↓
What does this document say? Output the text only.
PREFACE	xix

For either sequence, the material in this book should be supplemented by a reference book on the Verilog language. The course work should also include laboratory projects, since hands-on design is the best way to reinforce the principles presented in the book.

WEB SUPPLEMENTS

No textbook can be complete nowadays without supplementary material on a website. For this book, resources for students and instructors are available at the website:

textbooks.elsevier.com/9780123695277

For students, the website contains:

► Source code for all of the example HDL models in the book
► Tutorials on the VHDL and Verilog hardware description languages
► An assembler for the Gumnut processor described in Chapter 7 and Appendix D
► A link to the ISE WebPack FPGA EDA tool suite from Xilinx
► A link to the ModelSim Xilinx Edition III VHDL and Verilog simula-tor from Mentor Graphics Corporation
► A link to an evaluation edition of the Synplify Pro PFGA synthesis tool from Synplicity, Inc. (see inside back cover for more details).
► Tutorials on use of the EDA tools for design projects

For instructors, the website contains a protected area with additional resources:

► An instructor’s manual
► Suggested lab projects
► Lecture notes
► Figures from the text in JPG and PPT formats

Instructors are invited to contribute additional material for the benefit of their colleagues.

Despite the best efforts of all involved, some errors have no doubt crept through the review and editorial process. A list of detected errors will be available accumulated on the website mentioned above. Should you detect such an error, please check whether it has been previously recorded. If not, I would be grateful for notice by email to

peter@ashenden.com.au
↑
### Directions:
Copy out all of the records above with nothing altered.

### Solution to this task:
What does this document say? Output the text only.
PREFACE	xix

For either sequence, the material in this book should be supplemented by a reference book on the Verilog language. The course work should also include laboratory projects, since hands-on design is the best way to reinforce the principles presented in the book.

WEB SUPPLEMENTS

No textbook can be complete nowadays without supplementary material on a website. For this book, resources for students and instructors are available at the website:

textbooks.elsevier.com/9780123695277

For students, the website contains:

► Source code for all of the example HDL models in the book
► Tutorials on the VHDL and Verilog hardware description languages
► An assembler for the Gumnut processor described in Chapter 7 and Appendix D
► A link to the ISE WebPack FPGA EDA tool suite from Xilinx
► A link to the ModelSim Xilinx Edition III VHDL and Verilog simula-tor from Mentor Graphics Corporation
► A link to an evaluation edition of the Synplify Pro PFGA synthesis tool from Synplicity, Inc. (see inside back cover for more details).
► Tutorials on use of the EDA tools for design projects

For instructors, the website contains a protected area with additional resources:

► An instructor’s manual
► Suggested lab projects
► Lecture notes
► Figures from the text in JPG and PPT formats

Instructors are invited to contribute additional material for the benefit of their colleagues.

Despite the best efforts of all involved, some errors have no doubt crept through the review and editorial process. A list of detected errors will be available accumulated on the website mentioned above. Should you detect such an error, please check whether it has been previously recorded. If not, I would be grateful for notice by email to

peter@ashenden.com.au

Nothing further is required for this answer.